Directions for this task = Collect all the lines that mention the word "Professeur".

Supplied material =
begin

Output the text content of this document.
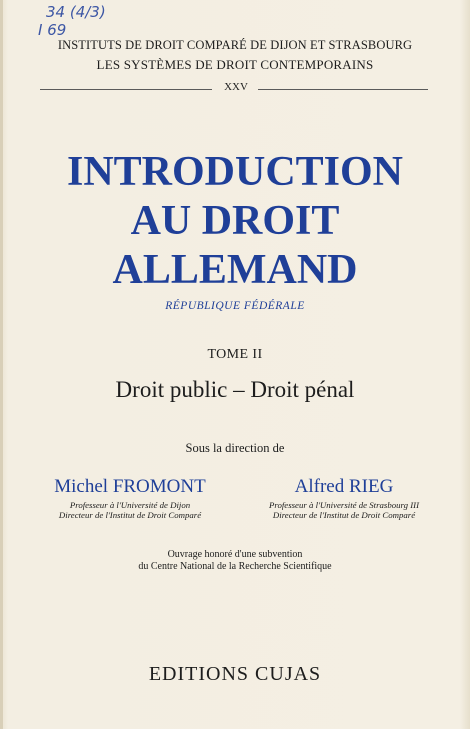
34 (4/3)
I 69
INSTITUTS DE DROIT COMPARÉ DE DIJON ET STRASBOURG
LES SYSTÈMES DE DROIT CONTEMPORAINS
XXV
INTRODUCTION
AU DROIT
ALLEMAND
RÉPUBLIQUE FÉDÉRALE
TOME II
Droit public – Droit pénal
Sous la direction de
Michel FROMONT
Professeur à l'Université de Dijon
Directeur de l'Institut de Droit Comparé
Alfred RIEG
Professeur à l'Université de Strasbourg III
Directeur de l'Institut de Droit Comparé
Ouvrage honoré d'une subvention
du Centre National de la Recherche Scientifique
EDITIONS CUJAS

end

Answer for the task =
Professeur à l'Université de Dijon
Professeur à l'Université de Strasbourg III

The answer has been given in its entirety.